> **Given records**
******************************
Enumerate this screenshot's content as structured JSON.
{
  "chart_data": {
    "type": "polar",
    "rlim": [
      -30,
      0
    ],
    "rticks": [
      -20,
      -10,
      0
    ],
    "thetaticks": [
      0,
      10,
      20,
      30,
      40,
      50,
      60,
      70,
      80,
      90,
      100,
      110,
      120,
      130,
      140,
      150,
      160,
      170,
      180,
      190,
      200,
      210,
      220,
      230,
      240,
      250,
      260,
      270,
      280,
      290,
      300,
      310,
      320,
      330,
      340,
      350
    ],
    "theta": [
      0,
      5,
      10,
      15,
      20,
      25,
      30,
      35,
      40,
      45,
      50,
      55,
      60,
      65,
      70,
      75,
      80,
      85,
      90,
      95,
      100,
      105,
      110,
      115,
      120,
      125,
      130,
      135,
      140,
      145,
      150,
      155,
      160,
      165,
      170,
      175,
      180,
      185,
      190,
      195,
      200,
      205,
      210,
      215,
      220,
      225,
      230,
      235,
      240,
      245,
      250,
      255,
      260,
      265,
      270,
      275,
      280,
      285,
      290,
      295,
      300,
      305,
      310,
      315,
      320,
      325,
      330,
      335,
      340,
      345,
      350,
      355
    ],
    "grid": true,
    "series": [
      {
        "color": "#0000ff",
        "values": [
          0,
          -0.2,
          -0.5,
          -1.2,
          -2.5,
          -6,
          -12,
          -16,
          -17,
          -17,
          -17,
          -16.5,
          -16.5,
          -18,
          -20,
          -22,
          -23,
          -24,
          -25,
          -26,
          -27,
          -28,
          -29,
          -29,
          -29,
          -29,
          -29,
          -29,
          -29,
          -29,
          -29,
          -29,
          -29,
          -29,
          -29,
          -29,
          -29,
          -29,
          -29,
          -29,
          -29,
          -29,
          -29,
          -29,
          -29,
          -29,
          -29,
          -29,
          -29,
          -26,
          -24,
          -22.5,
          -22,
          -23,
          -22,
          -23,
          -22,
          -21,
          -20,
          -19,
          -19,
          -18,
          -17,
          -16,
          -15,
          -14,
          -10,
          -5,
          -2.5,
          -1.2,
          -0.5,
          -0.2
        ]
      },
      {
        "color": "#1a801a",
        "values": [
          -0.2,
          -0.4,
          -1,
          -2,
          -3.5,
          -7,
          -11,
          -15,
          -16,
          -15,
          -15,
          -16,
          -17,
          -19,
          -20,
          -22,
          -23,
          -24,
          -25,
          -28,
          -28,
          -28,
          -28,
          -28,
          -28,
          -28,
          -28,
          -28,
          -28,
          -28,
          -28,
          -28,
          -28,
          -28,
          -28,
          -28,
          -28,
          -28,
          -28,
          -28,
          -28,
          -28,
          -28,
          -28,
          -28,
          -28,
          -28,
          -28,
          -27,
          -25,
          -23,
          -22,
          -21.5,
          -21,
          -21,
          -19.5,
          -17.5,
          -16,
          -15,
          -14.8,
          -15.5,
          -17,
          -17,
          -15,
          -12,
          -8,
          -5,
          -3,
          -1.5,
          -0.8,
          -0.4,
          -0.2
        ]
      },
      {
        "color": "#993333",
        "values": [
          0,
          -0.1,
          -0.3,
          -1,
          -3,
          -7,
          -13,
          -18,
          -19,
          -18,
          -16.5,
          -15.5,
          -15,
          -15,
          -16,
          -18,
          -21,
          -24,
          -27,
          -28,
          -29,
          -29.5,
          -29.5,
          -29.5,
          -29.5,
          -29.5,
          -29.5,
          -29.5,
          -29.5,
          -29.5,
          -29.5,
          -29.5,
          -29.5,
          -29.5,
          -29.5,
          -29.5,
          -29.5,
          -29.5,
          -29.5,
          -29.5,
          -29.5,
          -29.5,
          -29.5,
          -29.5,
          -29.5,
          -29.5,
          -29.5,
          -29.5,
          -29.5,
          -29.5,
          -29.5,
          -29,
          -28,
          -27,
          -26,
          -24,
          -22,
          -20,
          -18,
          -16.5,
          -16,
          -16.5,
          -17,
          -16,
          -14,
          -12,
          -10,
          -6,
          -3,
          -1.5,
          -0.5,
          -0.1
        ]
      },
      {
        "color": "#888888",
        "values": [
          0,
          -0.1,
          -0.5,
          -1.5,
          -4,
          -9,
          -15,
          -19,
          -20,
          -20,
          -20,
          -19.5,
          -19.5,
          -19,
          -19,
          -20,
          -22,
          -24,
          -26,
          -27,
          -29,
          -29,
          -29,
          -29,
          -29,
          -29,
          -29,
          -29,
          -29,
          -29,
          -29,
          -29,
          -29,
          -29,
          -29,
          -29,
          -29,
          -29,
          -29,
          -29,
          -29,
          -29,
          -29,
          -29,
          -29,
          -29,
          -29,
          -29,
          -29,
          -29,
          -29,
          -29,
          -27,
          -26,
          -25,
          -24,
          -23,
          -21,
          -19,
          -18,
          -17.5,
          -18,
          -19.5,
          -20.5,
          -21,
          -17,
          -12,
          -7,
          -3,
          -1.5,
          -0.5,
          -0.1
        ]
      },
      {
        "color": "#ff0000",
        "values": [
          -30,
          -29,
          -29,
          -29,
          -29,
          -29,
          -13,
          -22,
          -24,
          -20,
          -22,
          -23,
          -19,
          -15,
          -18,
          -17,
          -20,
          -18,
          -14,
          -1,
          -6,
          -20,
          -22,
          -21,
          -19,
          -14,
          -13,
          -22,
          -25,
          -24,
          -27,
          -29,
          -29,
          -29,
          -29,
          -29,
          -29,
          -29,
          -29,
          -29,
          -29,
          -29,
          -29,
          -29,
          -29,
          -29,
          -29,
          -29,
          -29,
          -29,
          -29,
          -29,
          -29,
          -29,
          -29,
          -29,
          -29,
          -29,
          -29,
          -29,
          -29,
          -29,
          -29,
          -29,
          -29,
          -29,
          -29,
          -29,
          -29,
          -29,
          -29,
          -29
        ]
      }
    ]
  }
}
******************************
> **Work to be completed**
Each entry above is to be printed again exactly.

> **Solution for this exercise**
Enumerate this screenshot's content as structured JSON.
{
  "chart_data": {
    "type": "polar",
    "rlim": [
      -30,
      0
    ],
    "rticks": [
      -20,
      -10,
      0
    ],
    "thetaticks": [
      0,
      10,
      20,
      30,
      40,
      50,
      60,
      70,
      80,
      90,
      100,
      110,
      120,
      130,
      140,
      150,
      160,
      170,
      180,
      190,
      200,
      210,
      220,
      230,
      240,
      250,
      260,
      270,
      280,
      290,
      300,
      310,
      320,
      330,
      340,
      350
    ],
    "theta": [
      0,
      5,
      10,
      15,
      20,
      25,
      30,
      35,
      40,
      45,
      50,
      55,
      60,
      65,
      70,
      75,
      80,
      85,
      90,
      95,
      100,
      105,
      110,
      115,
      120,
      125,
      130,
      135,
      140,
      145,
      150,
      155,
      160,
      165,
      170,
      175,
      180,
      185,
      190,
      195,
      200,
      205,
      210,
      215,
      220,
      225,
      230,
      235,
      240,
      245,
      250,
      255,
      260,
      265,
      270,
      275,
      280,
      285,
      290,
      295,
      300,
      305,
      310,
      315,
      320,
      325,
      330,
      335,
      340,
      345,
      350,
      355
    ],
    "grid": true,
    "series": [
      {
        "color": "#0000ff",
        "values": [
          0,
          -0.2,
          -0.5,
          -1.2,
          -2.5,
          -6,
          -12,
          -16,
          -17,
          -17,
          -17,
          -16.5,
          -16.5,
          -18,
          -20,
          -22,
          -23,
          -24,
          -25,
          -26,
          -27,
          -28,
          -29,
          -29,
          -29,
          -29,
          -29,
          -29,
          -29,
          -29,
          -29,
          -29,
          -29,
          -29,
          -29,
          -29,
          -29,
          -29,
          -29,
          -29,
          -29,
          -29,
          -29,
          -29,
          -29,
          -29,
          -29,
          -29,
          -29,
          -26,
          -24,
          -22.5,
          -22,
          -23,
          -22,
          -23,
          -22,
          -21,
          -20,
          -19,
          -19,
          -18,
          -17,
          -16,
          -15,
          -14,
          -10,
          -5,
          -2.5,
          -1.2,
          -0.5,
          -0.2
        ]
      },
      {
        "color": "#1a801a",
        "values": [
          -0.2,
          -0.4,
          -1,
          -2,
          -3.5,
          -7,
          -11,
          -15,
          -16,
          -15,
          -15,
          -16,
          -17,
          -19,
          -20,
          -22,
          -23,
          -24,
          -25,
          -28,
          -28,
          -28,
          -28,
          -28,
          -28,
          -28,
          -28,
          -28,
          -28,
          -28,
          -28,
          -28,
          -28,
          -28,
          -28,
          -28,
          -28,
          -28,
          -28,
          -28,
          -28,
          -28,
          -28,
          -28,
          -28,
          -28,
          -28,
          -28,
          -27,
          -25,
          -23,
          -22,
          -21.5,
          -21,
          -21,
          -19.5,
          -17.5,
          -16,
          -15,
          -14.8,
          -15.5,
          -17,
          -17,
          -15,
          -12,
          -8,
          -5,
          -3,
          -1.5,
          -0.8,
          -0.4,
          -0.2
        ]
      },
      {
        "color": "#993333",
        "values": [
          0,
          -0.1,
          -0.3,
          -1,
          -3,
          -7,
          -13,
          -18,
          -19,
          -18,
          -16.5,
          -15.5,
          -15,
          -15,
          -16,
          -18,
          -21,
          -24,
          -27,
          -28,
          -29,
          -29.5,
          -29.5,
          -29.5,
          -29.5,
          -29.5,
          -29.5,
          -29.5,
          -29.5,
          -29.5,
          -29.5,
          -29.5,
          -29.5,
          -29.5,
          -29.5,
          -29.5,
          -29.5,
          -29.5,
          -29.5,
          -29.5,
          -29.5,
          -29.5,
          -29.5,
          -29.5,
          -29.5,
          -29.5,
          -29.5,
          -29.5,
          -29.5,
          -29.5,
          -29.5,
          -29,
          -28,
          -27,
          -26,
          -24,
          -22,
          -20,
          -18,
          -16.5,
          -16,
          -16.5,
          -17,
          -16,
          -14,
          -12,
          -10,
          -6,
          -3,
          -1.5,
          -0.5,
          -0.1
        ]
      },
      {
        "color": "#888888",
        "values": [
          0,
          -0.1,
          -0.5,
          -1.5,
          -4,
          -9,
          -15,
          -19,
          -20,
          -20,
          -20,
          -19.5,
          -19.5,
          -19,
          -19,
          -20,
          -22,
          -24,
          -26,
          -27,
          -29,
          -29,
          -29,
          -29,
          -29,
          -29,
          -29,
          -29,
          -29,
          -29,
          -29,
          -29,
          -29,
          -29,
          -29,
          -29,
          -29,
          -29,
          -29,
          -29,
          -29,
          -29,
          -29,
          -29,
          -29,
          -29,
          -29,
          -29,
          -29,
          -29,
          -29,
          -29,
          -27,
          -26,
          -25,
          -24,
          -23,
          -21,
          -19,
          -18,
          -17.5,
          -18,
          -19.5,
          -20.5,
          -21,
          -17,
          -12,
          -7,
          -3,
          -1.5,
          -0.5,
          -0.1
        ]
      },
      {
        "color": "#ff0000",
        "values": [
          -30,
          -29,
          -29,
          -29,
          -29,
          -29,
          -13,
          -22,
          -24,
          -20,
          -22,
          -23,
          -19,
          -15,
          -18,
          -17,
          -20,
          -18,
          -14,
          -1,
          -6,
          -20,
          -22,
          -21,
          -19,
          -14,
          -13,
          -22,
          -25,
          -24,
          -27,
          -29,
          -29,
          -29,
          -29,
          -29,
          -29,
          -29,
          -29,
          -29,
          -29,
          -29,
          -29,
          -29,
          -29,
          -29,
          -29,
          -29,
          -29,
          -29,
          -29,
          -29,
          -29,
          -29,
          -29,
          -29,
          -29,
          -29,
          -29,
          -29,
          -29,
          -29,
          -29,
          -29,
          -29,
          -29,
          -29,
          -29,
          -29,
          -29,
          -29,
          -29
        ]
      }
    ]
  }
}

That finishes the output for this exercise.